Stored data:
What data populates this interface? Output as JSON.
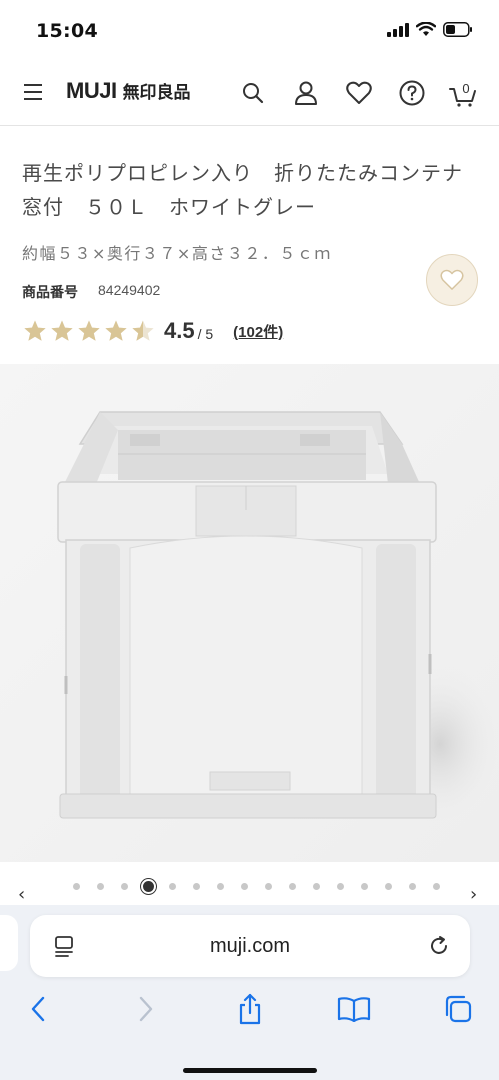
{
  "status_bar": {
    "time": "15:04"
  },
  "header": {
    "logo_en": "MUJI",
    "logo_jp": "無印良品",
    "cart_count": "0"
  },
  "product": {
    "title": "再生ポリプロピレン入り　折りたたみコンテナ　窓付　５０Ｌ　ホワイトグレー",
    "size": "約幅５３×奥行３７×高さ３２．５ｃｍ",
    "sku_label": "商品番号",
    "sku_value": "84249402",
    "rating_score": "4.5",
    "rating_max": "/ 5",
    "rating_count": "(102件)",
    "rating_value": 4.5
  },
  "carousel": {
    "total": 16,
    "active_index": 3,
    "prev": "‹",
    "next": "›"
  },
  "browser": {
    "url": "muji.com"
  },
  "colors": {
    "star": "#d9c596",
    "accent_bg": "#f6efe2",
    "link_blue": "#1a73e8"
  }
}
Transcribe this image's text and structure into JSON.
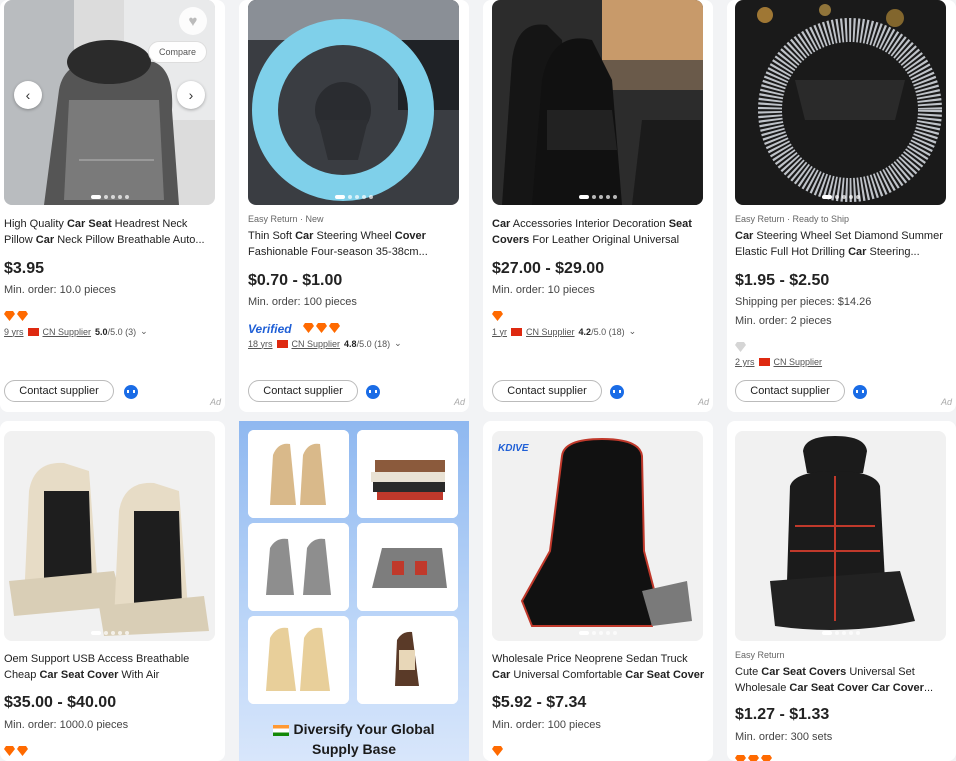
{
  "products": [
    {
      "tag": "",
      "title_parts": [
        {
          "t": "High Quality ",
          "b": false
        },
        {
          "t": "Car Seat",
          "b": true
        },
        {
          "t": " Headrest Neck Pillow ",
          "b": false
        },
        {
          "t": "Car",
          "b": true
        },
        {
          "t": " Neck Pillow Breathable Auto...",
          "b": false
        }
      ],
      "price": "$3.95",
      "moq": "Min. order: 10.0 pieces",
      "supplier": {
        "years": "9 yrs",
        "country": "CN Supplier",
        "rating": "5.0",
        "rating_of": "/5.0 (3)"
      },
      "contact": "Contact supplier",
      "ad": "Ad",
      "compare": "Compare"
    },
    {
      "tag": "Easy Return · New",
      "title_parts": [
        {
          "t": "Thin Soft ",
          "b": false
        },
        {
          "t": "Car",
          "b": true
        },
        {
          "t": " Steering Wheel ",
          "b": false
        },
        {
          "t": "Cover",
          "b": true
        },
        {
          "t": " Fashionable Four-season 35-38cm...",
          "b": false
        }
      ],
      "price": "$0.70 - $1.00",
      "moq": "Min. order: 100 pieces",
      "verified": "Verified",
      "supplier": {
        "years": "18 yrs",
        "country": "CN Supplier",
        "rating": "4.8",
        "rating_of": "/5.0 (18)"
      },
      "contact": "Contact supplier",
      "ad": "Ad"
    },
    {
      "tag": "",
      "title_parts": [
        {
          "t": "Car",
          "b": true
        },
        {
          "t": " Accessories Interior Decoration ",
          "b": false
        },
        {
          "t": "Seat Covers",
          "b": true
        },
        {
          "t": " For Leather Original Universal",
          "b": false
        }
      ],
      "price": "$27.00 - $29.00",
      "moq": "Min. order: 10 pieces",
      "supplier": {
        "years": "1 yr",
        "country": "CN Supplier",
        "rating": "4.2",
        "rating_of": "/5.0 (18)"
      },
      "contact": "Contact supplier",
      "ad": "Ad"
    },
    {
      "tag": "Easy Return · Ready to Ship",
      "title_parts": [
        {
          "t": "Car",
          "b": true
        },
        {
          "t": " Steering Wheel Set Diamond Summer Elastic Full Hot Drilling ",
          "b": false
        },
        {
          "t": "Car",
          "b": true
        },
        {
          "t": " Steering...",
          "b": false
        }
      ],
      "price": "$1.95 - $2.50",
      "shipping": "Shipping per pieces: $14.26",
      "moq": "Min. order: 2 pieces",
      "supplier": {
        "years": "2 yrs",
        "country": "CN Supplier"
      },
      "contact": "Contact supplier",
      "ad": "Ad"
    },
    {
      "tag": "",
      "title_parts": [
        {
          "t": "Oem Support USB Access Breathable Cheap ",
          "b": false
        },
        {
          "t": "Car Seat Cover",
          "b": true
        },
        {
          "t": " With Air",
          "b": false
        }
      ],
      "price": "$35.00 - $40.00",
      "moq": "Min. order: 1000.0 pieces"
    },
    {
      "tag": "",
      "title_parts": [
        {
          "t": "Wholesale Price Neoprene Sedan Truck ",
          "b": false
        },
        {
          "t": "Car",
          "b": true
        },
        {
          "t": " Universal Comfortable ",
          "b": false
        },
        {
          "t": "Car Seat Cover",
          "b": true
        }
      ],
      "price": "$5.92 - $7.34",
      "moq": "Min. order: 100 pieces",
      "brand_logo": "KDIVE"
    },
    {
      "tag": "Easy Return",
      "title_parts": [
        {
          "t": "Cute ",
          "b": false
        },
        {
          "t": "Car Seat Covers",
          "b": true
        },
        {
          "t": " Universal Set Wholesale ",
          "b": false
        },
        {
          "t": "Car Seat Cover Car Cover",
          "b": true
        },
        {
          "t": "...",
          "b": false
        }
      ],
      "price": "$1.27 - $1.33",
      "moq": "Min. order: 300 sets"
    }
  ],
  "promo": {
    "line1": "Diversify Your Global",
    "line2": "Supply Base"
  },
  "colors": {
    "accent_blue": "#1a6ce6",
    "diamond_orange": "#ff6a00",
    "flag_red": "#de2910"
  }
}
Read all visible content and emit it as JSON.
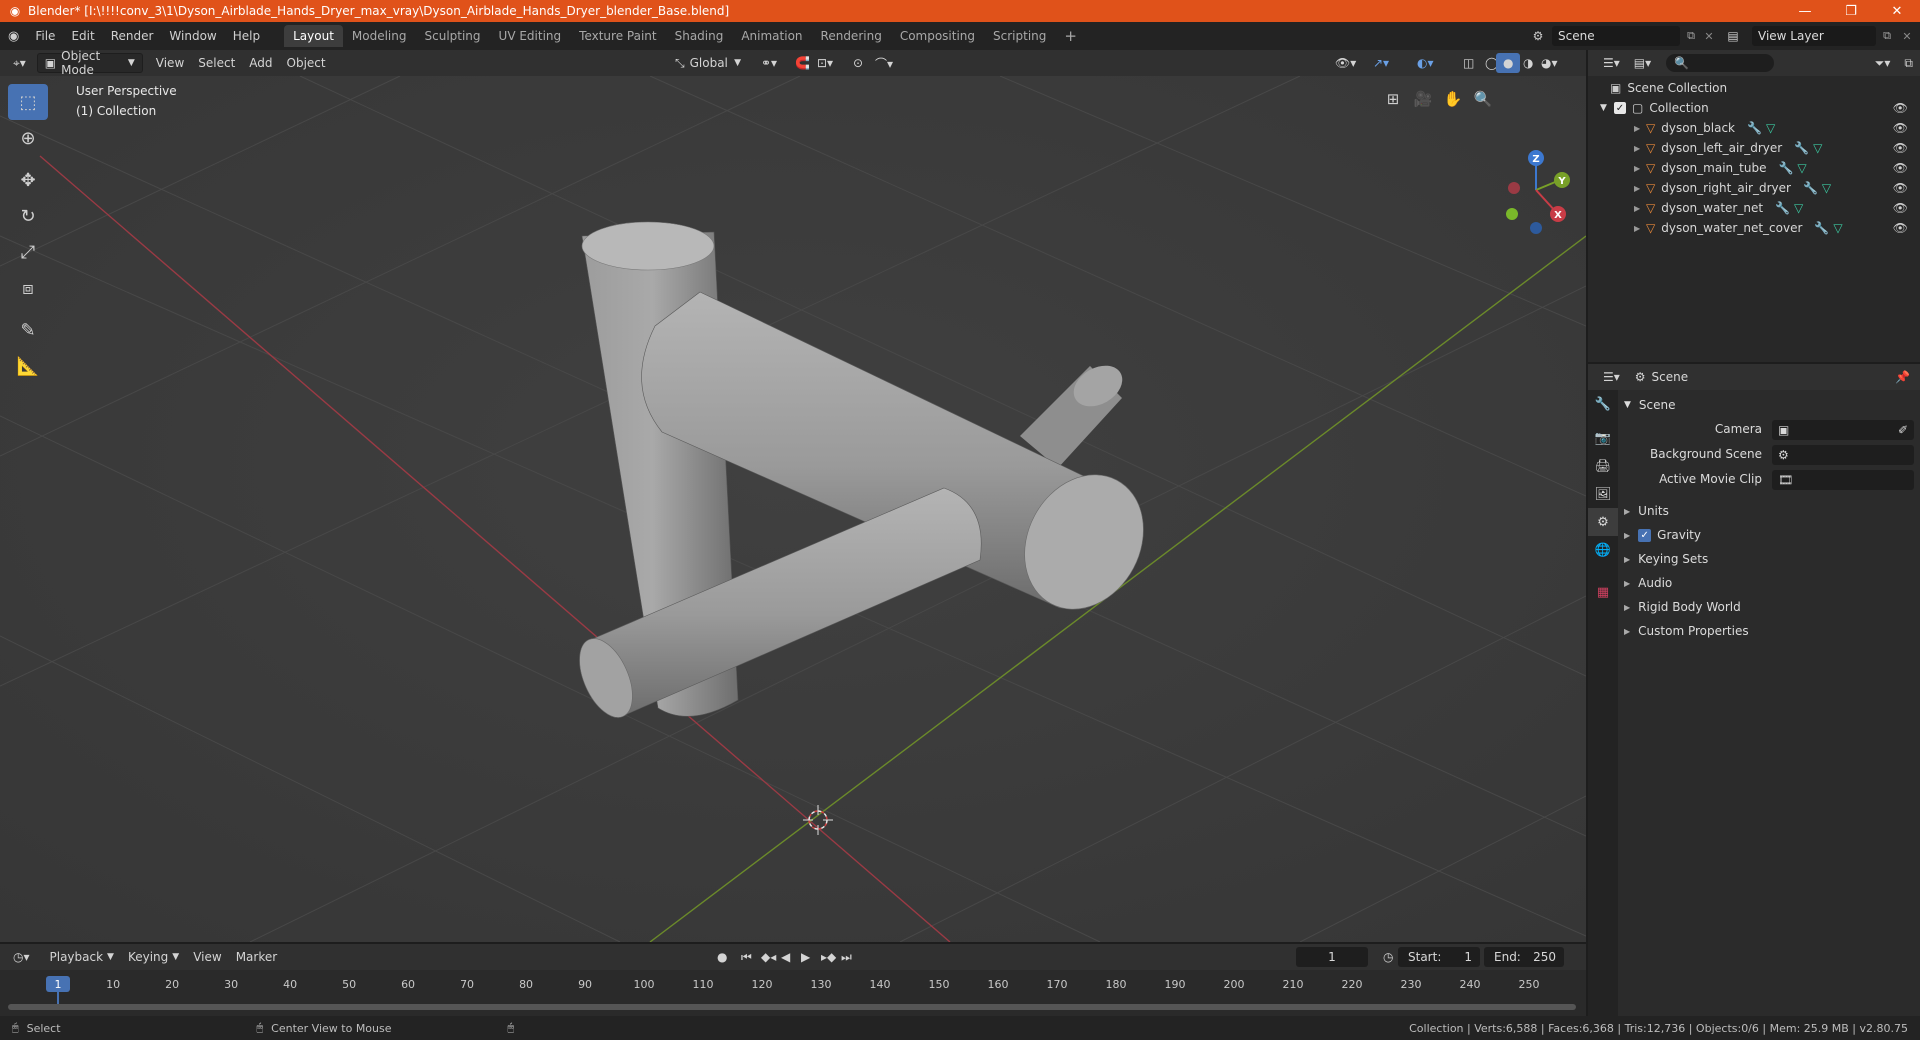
{
  "window": {
    "title": "Blender* [I:\\!!!!conv_3\\1\\Dyson_Airblade_Hands_Dryer_max_vray\\Dyson_Airblade_Hands_Dryer_blender_Base.blend]",
    "minimize": "—",
    "maximize": "❐",
    "close": "✕"
  },
  "menu": [
    "File",
    "Edit",
    "Render",
    "Window",
    "Help"
  ],
  "workspaces": [
    "Layout",
    "Modeling",
    "Sculpting",
    "UV Editing",
    "Texture Paint",
    "Shading",
    "Animation",
    "Rendering",
    "Compositing",
    "Scripting"
  ],
  "active_workspace": "Layout",
  "add_workspace": "+",
  "scene_name": "Scene",
  "view_layer": "View Layer",
  "viewport_header": {
    "mode": "Object Mode",
    "menus": [
      "View",
      "Select",
      "Add",
      "Object"
    ],
    "orientation": "Global"
  },
  "viewport": {
    "perspective": "User Perspective",
    "collection": "(1) Collection",
    "axis_labels": {
      "x": "X",
      "y": "Y",
      "z": "Z"
    }
  },
  "outliner": {
    "root": "Scene Collection",
    "collection": "Collection",
    "objects": [
      "dyson_black",
      "dyson_left_air_dryer",
      "dyson_main_tube",
      "dyson_right_air_dryer",
      "dyson_water_net",
      "dyson_water_net_cover"
    ]
  },
  "properties": {
    "header": "Scene",
    "panel_title": "Scene",
    "fields": [
      {
        "label": "Camera",
        "value": ""
      },
      {
        "label": "Background Scene",
        "value": ""
      },
      {
        "label": "Active Movie Clip",
        "value": ""
      }
    ],
    "subpanels": [
      "Units",
      "Gravity",
      "Keying Sets",
      "Audio",
      "Rigid Body World",
      "Custom Properties"
    ],
    "gravity_checked": true
  },
  "timeline": {
    "menus": [
      "Playback",
      "Keying",
      "View",
      "Marker"
    ],
    "current_frame": "1",
    "start_label": "Start:",
    "start": "1",
    "end_label": "End:",
    "end": "250",
    "ruler": [
      "1",
      "10",
      "20",
      "30",
      "40",
      "50",
      "60",
      "70",
      "80",
      "90",
      "100",
      "110",
      "120",
      "130",
      "140",
      "150",
      "160",
      "170",
      "180",
      "190",
      "200",
      "210",
      "220",
      "230",
      "240",
      "250"
    ]
  },
  "status": {
    "left": "Select",
    "middle": "Center View to Mouse",
    "right": "Collection | Verts:6,588 | Faces:6,368 | Tris:12,736 | Objects:0/6 | Mem: 25.9 MB | v2.80.75"
  },
  "colors": {
    "accent": "#4772b3",
    "titlebar": "#e0521a",
    "x_axis": "#c83c46",
    "y_axis": "#78a028",
    "z_axis": "#3c78d0"
  }
}
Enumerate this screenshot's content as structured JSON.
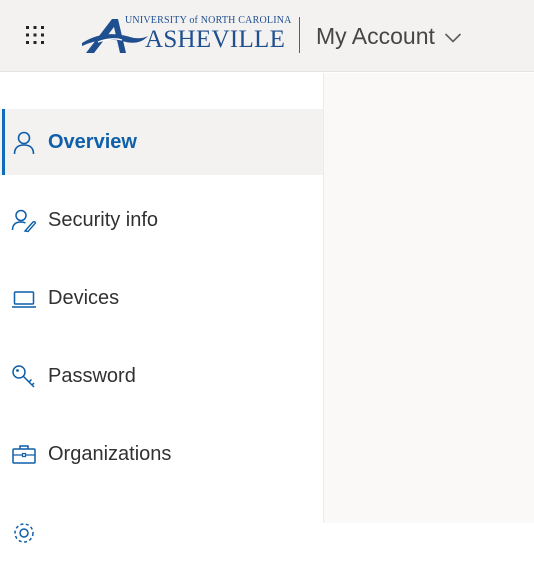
{
  "header": {
    "logo": {
      "line1": "UNIVERSITY of NORTH CAROLINA",
      "line2": "ASHEVILLE"
    },
    "app_title": "My Account"
  },
  "icons": {
    "apps": "waffle-grid-icon",
    "expand": "chevron-down-icon"
  },
  "nav": {
    "items": [
      {
        "label": "Overview",
        "icon": "person-icon",
        "selected": true
      },
      {
        "label": "Security info",
        "icon": "person-key-icon",
        "selected": false
      },
      {
        "label": "Devices",
        "icon": "laptop-icon",
        "selected": false
      },
      {
        "label": "Password",
        "icon": "key-icon",
        "selected": false
      },
      {
        "label": "Organizations",
        "icon": "briefcase-icon",
        "selected": false
      }
    ]
  },
  "colors": {
    "accent": "#0f6cbd",
    "brand_blue": "#1f4f8f",
    "header_bg": "#f3f2f1",
    "selected_bg": "#f3f2f1"
  }
}
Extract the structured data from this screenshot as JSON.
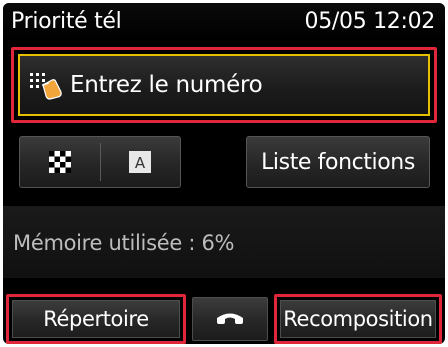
{
  "status_bar": {
    "mode_title": "Priorité tél",
    "datetime": "05/05 12:02"
  },
  "entry": {
    "label": "Entrez le numéro",
    "icon": "keypad-tap-icon"
  },
  "toolbar": {
    "mode_buttons": [
      {
        "icon": "checkered-pattern-icon"
      },
      {
        "icon": "letter-a-icon",
        "glyph": "A"
      }
    ],
    "function_list_label": "Liste fonctions"
  },
  "memory": {
    "text": "Mémoire utilisée : 6%"
  },
  "bottom": {
    "directory_label": "Répertoire",
    "hook_icon": "on-hook-phone-icon",
    "redial_label": "Recomposition"
  },
  "colors": {
    "highlight_frame": "#e0273a",
    "focus_frame": "#e6c000",
    "background": "#000000"
  }
}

# WHAT TO DO
Scan the material line by line and report each one that contains "Neck".

# ANSWER TO THIS EXERCISE
          "t": " Headrest Neck Pillow ",
          "t": " Neck Pillow Breathable Auto...",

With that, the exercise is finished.